● PROBLEM DETAILS
Find every line in the records below that holds the word "Снопъ", and copy each one.

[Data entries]
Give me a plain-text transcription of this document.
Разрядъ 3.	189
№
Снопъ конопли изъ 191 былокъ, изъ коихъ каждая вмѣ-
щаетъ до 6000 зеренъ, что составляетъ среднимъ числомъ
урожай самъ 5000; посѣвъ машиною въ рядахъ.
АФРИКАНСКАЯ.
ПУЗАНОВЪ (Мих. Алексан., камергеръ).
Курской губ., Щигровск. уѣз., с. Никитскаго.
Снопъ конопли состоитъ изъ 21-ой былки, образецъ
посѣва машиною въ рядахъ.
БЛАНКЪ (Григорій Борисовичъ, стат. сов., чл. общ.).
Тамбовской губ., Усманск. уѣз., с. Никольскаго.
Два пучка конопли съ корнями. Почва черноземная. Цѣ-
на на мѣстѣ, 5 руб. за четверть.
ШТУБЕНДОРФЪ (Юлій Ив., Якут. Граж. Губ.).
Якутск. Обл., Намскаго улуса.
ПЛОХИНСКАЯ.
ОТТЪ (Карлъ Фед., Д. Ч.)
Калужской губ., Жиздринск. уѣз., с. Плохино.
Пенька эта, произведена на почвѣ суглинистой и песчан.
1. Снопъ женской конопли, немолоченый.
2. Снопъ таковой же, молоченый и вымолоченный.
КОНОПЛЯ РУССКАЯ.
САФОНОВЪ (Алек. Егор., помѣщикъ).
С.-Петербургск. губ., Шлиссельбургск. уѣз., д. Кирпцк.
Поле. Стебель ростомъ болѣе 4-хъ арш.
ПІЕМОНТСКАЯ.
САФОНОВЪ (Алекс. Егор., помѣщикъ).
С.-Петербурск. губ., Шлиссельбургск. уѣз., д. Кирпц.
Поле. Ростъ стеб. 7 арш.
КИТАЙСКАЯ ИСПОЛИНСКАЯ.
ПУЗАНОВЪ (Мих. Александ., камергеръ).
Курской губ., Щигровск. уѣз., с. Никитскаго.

--

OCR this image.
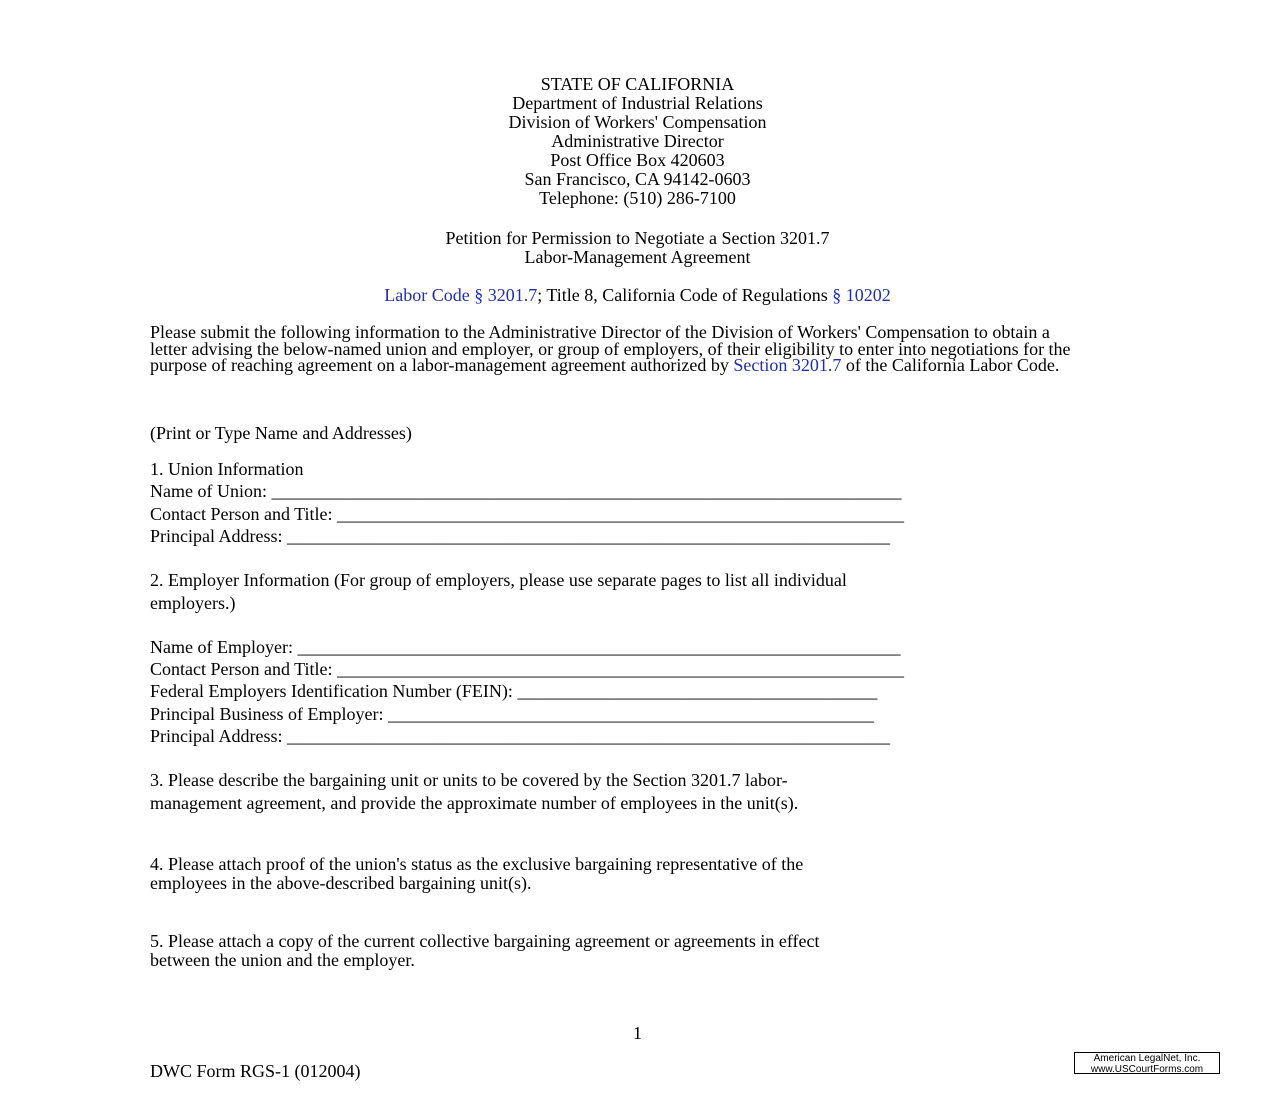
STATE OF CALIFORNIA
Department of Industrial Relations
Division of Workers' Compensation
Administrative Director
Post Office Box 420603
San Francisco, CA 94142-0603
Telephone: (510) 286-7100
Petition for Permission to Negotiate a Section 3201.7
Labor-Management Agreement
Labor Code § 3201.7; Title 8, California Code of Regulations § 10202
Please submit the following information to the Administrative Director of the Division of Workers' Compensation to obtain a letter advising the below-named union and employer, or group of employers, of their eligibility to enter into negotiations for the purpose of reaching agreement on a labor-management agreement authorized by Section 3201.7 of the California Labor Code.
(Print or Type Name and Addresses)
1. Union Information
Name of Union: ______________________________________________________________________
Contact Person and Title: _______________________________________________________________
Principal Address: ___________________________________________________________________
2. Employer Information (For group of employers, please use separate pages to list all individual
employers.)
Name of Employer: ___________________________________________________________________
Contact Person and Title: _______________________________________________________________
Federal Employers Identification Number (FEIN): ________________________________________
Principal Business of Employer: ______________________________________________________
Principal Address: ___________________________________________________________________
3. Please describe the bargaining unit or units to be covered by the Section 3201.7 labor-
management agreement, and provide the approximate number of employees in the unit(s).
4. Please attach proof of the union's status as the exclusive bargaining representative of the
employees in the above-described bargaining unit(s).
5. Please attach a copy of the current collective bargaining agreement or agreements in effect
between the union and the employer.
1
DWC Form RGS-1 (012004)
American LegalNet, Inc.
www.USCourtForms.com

● RESULT OF THIS EXERCISE
Снопъ конопли изъ 191 былокъ, изъ коихъ каждая вмѣ-
Снопъ конопли состоитъ изъ 21-ой былки, образецъ
1. Снопъ женской конопли, немолоченый.
2. Снопъ таковой же, молоченый и вымолоченный.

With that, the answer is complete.